DATA TO EXAMINE section start

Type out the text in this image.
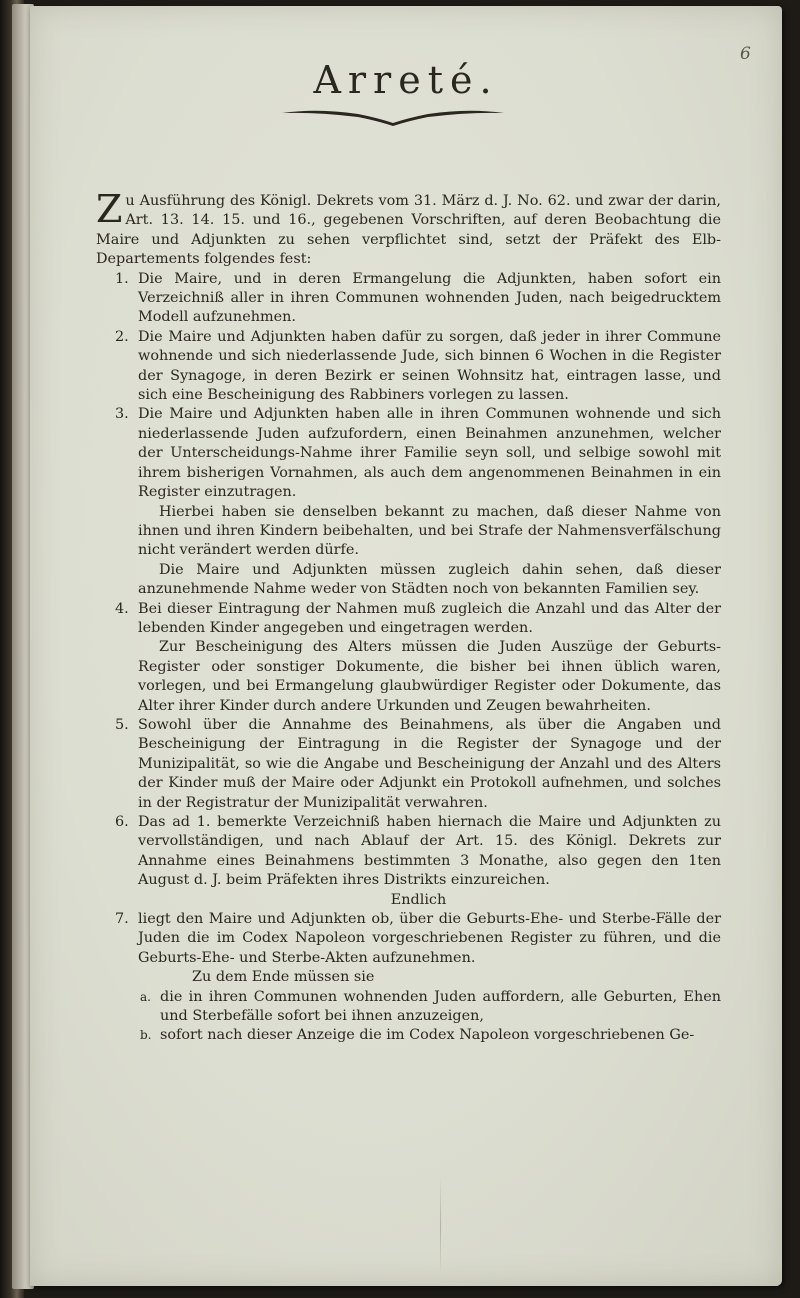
6
Arreté.

Zu Ausführung des Königl. Dekrets vom 31. März d. J. No. 62. und zwar der darin, Art. 13. 14. 15. und 16., gegebenen Vorschriften, auf deren Beobachtung die Maire und Adjunkten zu sehen verpflichtet sind, setzt der Präfekt des Elb-Departements folgendes fest:

1. Die Maire, und in deren Ermangelung die Adjunkten, haben sofort ein Verzeichniß aller in ihren Communen wohnenden Juden, nach beigedrucktem Modell aufzunehmen.

2. Die Maire und Adjunkten haben dafür zu sorgen, daß jeder in ihrer Commune wohnende und sich niederlassende Jude, sich binnen 6 Wochen in die Register der Synagoge, in deren Bezirk er seinen Wohnsitz hat, eintragen lasse, und sich eine Bescheinigung des Rabbiners vorlegen zu lassen.

3. Die Maire und Adjunkten haben alle in ihren Communen wohnende und sich niederlassende Juden aufzufordern, einen Beinahmen anzunehmen, welcher der Unterscheidungs-Nahme ihrer Familie seyn soll, und selbige sowohl mit ihrem bisherigen Vornahmen, als auch dem angenommenen Beinahmen in ein Register einzutragen.

Hierbei haben sie denselben bekannt zu machen, daß dieser Nahme von ihnen und ihren Kindern beibehalten, und bei Strafe der Nahmensverfälschung nicht verändert werden dürfe.

Die Maire und Adjunkten müssen zugleich dahin sehen, daß dieser anzunehmende Nahme weder von Städten noch von bekannten Familien sey.

4. Bei dieser Eintragung der Nahmen muß zugleich die Anzahl und das Alter der lebenden Kinder angegeben und eingetragen werden.

Zur Bescheinigung des Alters müssen die Juden Auszüge der Geburts-Register oder sonstiger Dokumente, die bisher bei ihnen üblich waren, vorlegen, und bei Ermangelung glaubwürdiger Register oder Dokumente, das Alter ihrer Kinder durch andere Urkunden und Zeugen bewahrheiten.

5. Sowohl über die Annahme des Beinahmens, als über die Angaben und Bescheinigung der Eintragung in die Register der Synagoge und der Munizipalität, so wie die Angabe und Bescheinigung der Anzahl und des Alters der Kinder muß der Maire oder Adjunkt ein Protokoll aufnehmen, und solches in der Registratur der Munizipalität verwahren.

6. Das ad 1. bemerkte Verzeichniß haben hiernach die Maire und Adjunkten zu vervollständigen, und nach Ablauf der Art. 15. des Königl. Dekrets zur Annahme eines Beinahmens bestimmten 3 Monathe, also gegen den 1ten August d. J. beim Präfekten ihres Distrikts einzureichen.

Endlich

7. liegt den Maire und Adjunkten ob, über die Geburts-Ehe- und Sterbe-Fälle der Juden die im Codex Napoleon vorgeschriebenen Register zu führen, und die Geburts-Ehe- und Sterbe-Akten aufzunehmen.

Zu dem Ende müssen sie

a. die in ihren Communen wohnenden Juden auffordern, alle Geburten, Ehen und Sterbefälle sofort bei ihnen anzuzeigen,

b. sofort nach dieser Anzeige die im Codex Napoleon vorgeschriebenen Ge-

DATA TO EXAMINE section end

TASK TO CARRY OUT.
The answer is the whole listing retyped exactly, with pictures omitted.

TASK RESPONSE.
Type out the text in this image.
6
Arreté.

Zu Ausführung des Königl. Dekrets vom 31. März d. J. No. 62. und zwar der darin, Art. 13. 14. 15. und 16., gegebenen Vorschriften, auf deren Beobachtung die Maire und Adjunkten zu sehen verpflichtet sind, setzt der Präfekt des Elb-Departements folgendes fest:

1. Die Maire, und in deren Ermangelung die Adjunkten, haben sofort ein Verzeichniß aller in ihren Communen wohnenden Juden, nach beigedrucktem Modell aufzunehmen.

2. Die Maire und Adjunkten haben dafür zu sorgen, daß jeder in ihrer Commune wohnende und sich niederlassende Jude, sich binnen 6 Wochen in die Register der Synagoge, in deren Bezirk er seinen Wohnsitz hat, eintragen lasse, und sich eine Bescheinigung des Rabbiners vorlegen zu lassen.

3. Die Maire und Adjunkten haben alle in ihren Communen wohnende und sich niederlassende Juden aufzufordern, einen Beinahmen anzunehmen, welcher der Unterscheidungs-Nahme ihrer Familie seyn soll, und selbige sowohl mit ihrem bisherigen Vornahmen, als auch dem angenommenen Beinahmen in ein Register einzutragen.

Hierbei haben sie denselben bekannt zu machen, daß dieser Nahme von ihnen und ihren Kindern beibehalten, und bei Strafe der Nahmensverfälschung nicht verändert werden dürfe.

Die Maire und Adjunkten müssen zugleich dahin sehen, daß dieser anzunehmende Nahme weder von Städten noch von bekannten Familien sey.

4. Bei dieser Eintragung der Nahmen muß zugleich die Anzahl und das Alter der lebenden Kinder angegeben und eingetragen werden.

Zur Bescheinigung des Alters müssen die Juden Auszüge der Geburts-Register oder sonstiger Dokumente, die bisher bei ihnen üblich waren, vorlegen, und bei Ermangelung glaubwürdiger Register oder Dokumente, das Alter ihrer Kinder durch andere Urkunden und Zeugen bewahrheiten.

5. Sowohl über die Annahme des Beinahmens, als über die Angaben und Bescheinigung der Eintragung in die Register der Synagoge und der Munizipalität, so wie die Angabe und Bescheinigung der Anzahl und des Alters der Kinder muß der Maire oder Adjunkt ein Protokoll aufnehmen, und solches in der Registratur der Munizipalität verwahren.

6. Das ad 1. bemerkte Verzeichniß haben hiernach die Maire und Adjunkten zu vervollständigen, und nach Ablauf der Art. 15. des Königl. Dekrets zur Annahme eines Beinahmens bestimmten 3 Monathe, also gegen den 1ten August d. J. beim Präfekten ihres Distrikts einzureichen.

Endlich

7. liegt den Maire und Adjunkten ob, über die Geburts-Ehe- und Sterbe-Fälle der Juden die im Codex Napoleon vorgeschriebenen Register zu führen, und die Geburts-Ehe- und Sterbe-Akten aufzunehmen.

Zu dem Ende müssen sie

a. die in ihren Communen wohnenden Juden auffordern, alle Geburten, Ehen und Sterbefälle sofort bei ihnen anzuzeigen,

b. sofort nach dieser Anzeige die im Codex Napoleon vorgeschriebenen Ge-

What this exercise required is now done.